- **Problem requirements**
Below are some records: retype them all exactly, but not the pictures.

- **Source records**
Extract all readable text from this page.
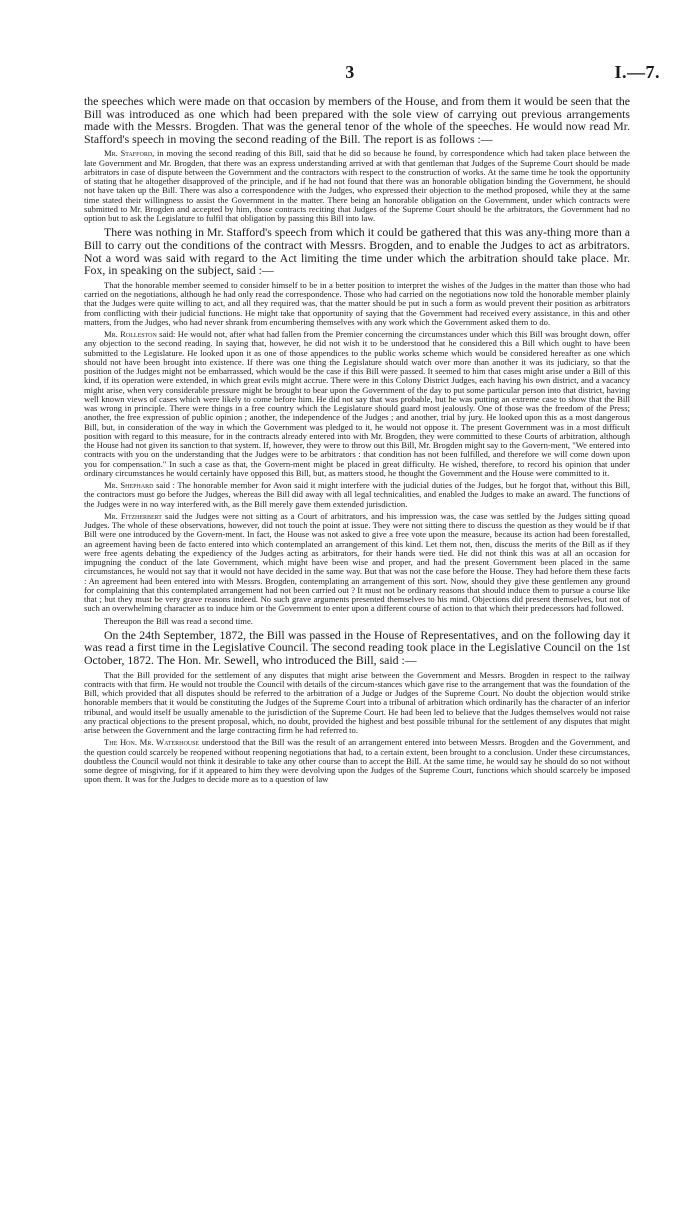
3	I.—7.

the speeches which were made on that occasion by members of the House, and from them it would be seen that the Bill was introduced as one which had been prepared with the sole view of carrying out previous arrangements made with the Messrs. Brogden. That was the general tenor of the whole of the speeches. He would now read Mr. Stafford's speech in moving the second reading of the Bill. The report is as follows :—

Mr. Stafford, in moving the second reading of this Bill, said that he did so because he found, by correspondence which had taken place between the late Government and Mr. Brogden, that there was an express understanding arrived at with that gentleman that Judges of the Supreme Court should be made arbitrators in case of dispute between the Government and the contractors with respect to the construction of works. At the same time he took the opportunity of stating that he altogether disapproved of the principle, and if he had not found that there was an honorable obligation binding the Government, he should not have taken up the Bill. There was also a correspondence with the Judges, who expressed their objection to the method proposed, while they at the same time stated their willingness to assist the Government in the matter. There being an honorable obligation on the Government, under which contracts were submitted to Mr. Brogden and accepted by him, those contracts reciting that Judges of the Supreme Court should be the arbitrators, the Government had no option but to ask the Legislature to fulfil that obligation by passing this Bill into law.

There was nothing in Mr. Stafford's speech from which it could be gathered that this was any-thing more than a Bill to carry out the conditions of the contract with Messrs. Brogden, and to enable the Judges to act as arbitrators. Not a word was said with regard to the Act limiting the time under which the arbitration should take place. Mr. Fox, in speaking on the subject, said :—

That the honorable member seemed to consider himself to be in a better position to interpret the wishes of the Judges in the matter than those who had carried on the negotiations, although he had only read the correspondence. Those who had carried on the negotiations now told the honorable member plainly that the Judges were quite willing to act, and all they required was, that the matter should be put in such a form as would prevent their position as arbitrators from conflicting with their judicial functions. He might take that opportunity of saying that the Government had received every assistance, in this and other matters, from the Judges, who had never shrank from encumbering themselves with any work which the Government asked them to do.

Mr. Rolleston said: He would not, after what had fallen from the Premier concerning the circumstances under which this Bill was brought down, offer any objection to the second reading. In saying that, however, he did not wish it to be understood that he considered this a Bill which ought to have been submitted to the Legislature. He looked upon it as one of those appendices to the public works scheme which would be considered hereafter as one which should not have been brought into existence. If there was one thing the Legislature should watch over more than another it was its judiciary, so that the position of the Judges might not be embarrassed, which would be the case if this Bill were passed. It seemed to him that cases might arise under a Bill of this kind, if its operation were extended, in which great evils might accrue. There were in this Colony District Judges, each having his own district, and a vacancy might arise, when very considerable pressure might be brought to bear upon the Government of the day to put some particular person into that district, having well known views of cases which were likely to come before him. He did not say that was probable, but he was putting an extreme case to show that the Bill was wrong in principle. There were things in a free country which the Legislature should guard most jealously. One of those was the freedom of the Press; another, the free expression of public opinion ; another, the independence of the Judges ; and another, trial by jury. He looked upon this as a most dangerous Bill, but, in consideration of the way in which the Government was pledged to it, he would not oppose it. The present Government was in a most difficult position with regard to this measure, for in the contracts already entered into with Mr. Brogden, they were committed to these Courts of arbitration, although the House had not given its sanction to that system. If, however, they were to throw out this Bill, Mr. Brogden might say to the Govern-ment, "We entered into contracts with you on the understanding that the Judges were to be arbitrators : that condition has not been fulfilled, and therefore we will come down upon you for compensation." In such a case as that, the Govern-ment might be placed in great difficulty. He wished, therefore, to record his opinion that under ordinary circumstances he would certainly have opposed this Bill, but, as matters stood, he thought the Government and the House were committed to it.

Mr. Shephard said : The honorable member for Avon said it might interfere with the judicial duties of the Judges, but he forgot that, without this Bill, the contractors must go before the Judges, whereas the Bill did away with all legal technicalities, and enabled the Judges to make an award. The functions of the Judges were in no way interfered with, as the Bill merely gave them extended jurisdiction.

Mr. Fitzherbert said the Judges were not sitting as a Court of arbitrators, and his impression was, the case was settled by the Judges sitting quoad Judges. The whole of these observations, however, did not touch the point at issue. They were not sitting there to discuss the question as they would be if that Bill were one introduced by the Govern-ment. In fact, the House was not asked to give a free vote upon the measure, because its action had been forestalled, an agreement having been de facto entered into which contemplated an arrangement of this kind. Let them not, then, discuss the merits of the Bill as if they were free agents debating the expediency of the Judges acting as arbitrators, for their hands were tied. He did not think this was at all an occasion for impugning the conduct of the late Government, which might have been wise and proper, and had the present Government been placed in the same circumstances, he would not say that it would not have decided in the same way. But that was not the case before the House. They had before them these facts : An agreement had been entered into with Messrs. Brogden, contemplating an arrangement of this sort. Now, should they give these gentlemen any ground for complaining that this contemplated arrangement had not been carried out ? It must not be ordinary reasons that should induce them to pursue a course like that ; but they must be very grave reasons indeed. No such grave arguments presented themselves to his mind. Objections did present themselves, but not of such an overwhelming character as to induce him or the Government to enter upon a different course of action to that which their predecessors had followed.

Thereupon the Bill was read a second time.

On the 24th September, 1872, the Bill was passed in the House of Representatives, and on the following day it was read a first time in the Legislative Council. The second reading took place in the Legislative Council on the 1st October, 1872. The Hon. Mr. Sewell, who introduced the Bill, said :—

That the Bill provided for the settlement of any disputes that might arise between the Government and Messrs. Brogden in respect to the railway contracts with that firm. He would not trouble the Council with details of the circum-stances which gave rise to the arrangement that was the foundation of the Bill, which provided that all disputes should be referred to the arbitration of a Judge or Judges of the Supreme Court. No doubt the objection would strike honorable members that it would be constituting the Judges of the Supreme Court into a tribunal of arbitration which ordinarily has the character of an inferior tribunal, and would itself be usually amenable to the jurisdiction of the Supreme Court. He had been led to believe that the Judges themselves would not raise any practical objections to the present proposal, which, no doubt, provided the highest and best possible tribunal for the settlement of any disputes that might arise between the Government and the large contracting firm he had referred to.

The Hon. Mr. Waterhouse understood that the Bill was the result of an arrangement entered into between Messrs. Brogden and the Government, and the question could scarcely be reopened without reopening negotiations that had, to a certain extent, been brought to a conclusion. Under these circumstances, doubtless the Council would not think it desirable to take any other course than to accept the Bill. At the same time, he would say he should do so not without some degree of misgiving, for if it appeared to him they were devolving upon the Judges of the Supreme Court, functions which should scarcely be imposed upon them. It was for the Judges to decide more as to a question of law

- **Task solution**
Extract all readable text from this page.
3	I.—7.

the speeches which were made on that occasion by members of the House, and from them it would be seen that the Bill was introduced as one which had been prepared with the sole view of carrying out previous arrangements made with the Messrs. Brogden. That was the general tenor of the whole of the speeches. He would now read Mr. Stafford's speech in moving the second reading of the Bill. The report is as follows :—

Mr. Stafford, in moving the second reading of this Bill, said that he did so because he found, by correspondence which had taken place between the late Government and Mr. Brogden, that there was an express understanding arrived at with that gentleman that Judges of the Supreme Court should be made arbitrators in case of dispute between the Government and the contractors with respect to the construction of works. At the same time he took the opportunity of stating that he altogether disapproved of the principle, and if he had not found that there was an honorable obligation binding the Government, he should not have taken up the Bill. There was also a correspondence with the Judges, who expressed their objection to the method proposed, while they at the same time stated their willingness to assist the Government in the matter. There being an honorable obligation on the Government, under which contracts were submitted to Mr. Brogden and accepted by him, those contracts reciting that Judges of the Supreme Court should be the arbitrators, the Government had no option but to ask the Legislature to fulfil that obligation by passing this Bill into law.

There was nothing in Mr. Stafford's speech from which it could be gathered that this was any-thing more than a Bill to carry out the conditions of the contract with Messrs. Brogden, and to enable the Judges to act as arbitrators. Not a word was said with regard to the Act limiting the time under which the arbitration should take place. Mr. Fox, in speaking on the subject, said :—

That the honorable member seemed to consider himself to be in a better position to interpret the wishes of the Judges in the matter than those who had carried on the negotiations, although he had only read the correspondence. Those who had carried on the negotiations now told the honorable member plainly that the Judges were quite willing to act, and all they required was, that the matter should be put in such a form as would prevent their position as arbitrators from conflicting with their judicial functions. He might take that opportunity of saying that the Government had received every assistance, in this and other matters, from the Judges, who had never shrank from encumbering themselves with any work which the Government asked them to do.

Mr. Rolleston said: He would not, after what had fallen from the Premier concerning the circumstances under which this Bill was brought down, offer any objection to the second reading. In saying that, however, he did not wish it to be understood that he considered this a Bill which ought to have been submitted to the Legislature. He looked upon it as one of those appendices to the public works scheme which would be considered hereafter as one which should not have been brought into existence. If there was one thing the Legislature should watch over more than another it was its judiciary, so that the position of the Judges might not be embarrassed, which would be the case if this Bill were passed. It seemed to him that cases might arise under a Bill of this kind, if its operation were extended, in which great evils might accrue. There were in this Colony District Judges, each having his own district, and a vacancy might arise, when very considerable pressure might be brought to bear upon the Government of the day to put some particular person into that district, having well known views of cases which were likely to come before him. He did not say that was probable, but he was putting an extreme case to show that the Bill was wrong in principle. There were things in a free country which the Legislature should guard most jealously. One of those was the freedom of the Press; another, the free expression of public opinion ; another, the independence of the Judges ; and another, trial by jury. He looked upon this as a most dangerous Bill, but, in consideration of the way in which the Government was pledged to it, he would not oppose it. The present Government was in a most difficult position with regard to this measure, for in the contracts already entered into with Mr. Brogden, they were committed to these Courts of arbitration, although the House had not given its sanction to that system. If, however, they were to throw out this Bill, Mr. Brogden might say to the Govern-ment, "We entered into contracts with you on the understanding that the Judges were to be arbitrators : that condition has not been fulfilled, and therefore we will come down upon you for compensation." In such a case as that, the Govern-ment might be placed in great difficulty. He wished, therefore, to record his opinion that under ordinary circumstances he would certainly have opposed this Bill, but, as matters stood, he thought the Government and the House were committed to it.

Mr. Shephard said : The honorable member for Avon said it might interfere with the judicial duties of the Judges, but he forgot that, without this Bill, the contractors must go before the Judges, whereas the Bill did away with all legal technicalities, and enabled the Judges to make an award. The functions of the Judges were in no way interfered with, as the Bill merely gave them extended jurisdiction.

Mr. Fitzherbert said the Judges were not sitting as a Court of arbitrators, and his impression was, the case was settled by the Judges sitting quoad Judges. The whole of these observations, however, did not touch the point at issue. They were not sitting there to discuss the question as they would be if that Bill were one introduced by the Govern-ment. In fact, the House was not asked to give a free vote upon the measure, because its action had been forestalled, an agreement having been de facto entered into which contemplated an arrangement of this kind. Let them not, then, discuss the merits of the Bill as if they were free agents debating the expediency of the Judges acting as arbitrators, for their hands were tied. He did not think this was at all an occasion for impugning the conduct of the late Government, which might have been wise and proper, and had the present Government been placed in the same circumstances, he would not say that it would not have decided in the same way. But that was not the case before the House. They had before them these facts : An agreement had been entered into with Messrs. Brogden, contemplating an arrangement of this sort. Now, should they give these gentlemen any ground for complaining that this contemplated arrangement had not been carried out ? It must not be ordinary reasons that should induce them to pursue a course like that ; but they must be very grave reasons indeed. No such grave arguments presented themselves to his mind. Objections did present themselves, but not of such an overwhelming character as to induce him or the Government to enter upon a different course of action to that which their predecessors had followed.

Thereupon the Bill was read a second time.

On the 24th September, 1872, the Bill was passed in the House of Representatives, and on the following day it was read a first time in the Legislative Council. The second reading took place in the Legislative Council on the 1st October, 1872. The Hon. Mr. Sewell, who introduced the Bill, said :—

That the Bill provided for the settlement of any disputes that might arise between the Government and Messrs. Brogden in respect to the railway contracts with that firm. He would not trouble the Council with details of the circum-stances which gave rise to the arrangement that was the foundation of the Bill, which provided that all disputes should be referred to the arbitration of a Judge or Judges of the Supreme Court. No doubt the objection would strike honorable members that it would be constituting the Judges of the Supreme Court into a tribunal of arbitration which ordinarily has the character of an inferior tribunal, and would itself be usually amenable to the jurisdiction of the Supreme Court. He had been led to believe that the Judges themselves would not raise any practical objections to the present proposal, which, no doubt, provided the highest and best possible tribunal for the settlement of any disputes that might arise between the Government and the large contracting firm he had referred to.

The Hon. Mr. Waterhouse understood that the Bill was the result of an arrangement entered into between Messrs. Brogden and the Government, and the question could scarcely be reopened without reopening negotiations that had, to a certain extent, been brought to a conclusion. Under these circumstances, doubtless the Council would not think it desirable to take any other course than to accept the Bill. At the same time, he would say he should do so not without some degree of misgiving, for if it appeared to him they were devolving upon the Judges of the Supreme Court, functions which should scarcely be imposed upon them. It was for the Judges to decide more as to a question of law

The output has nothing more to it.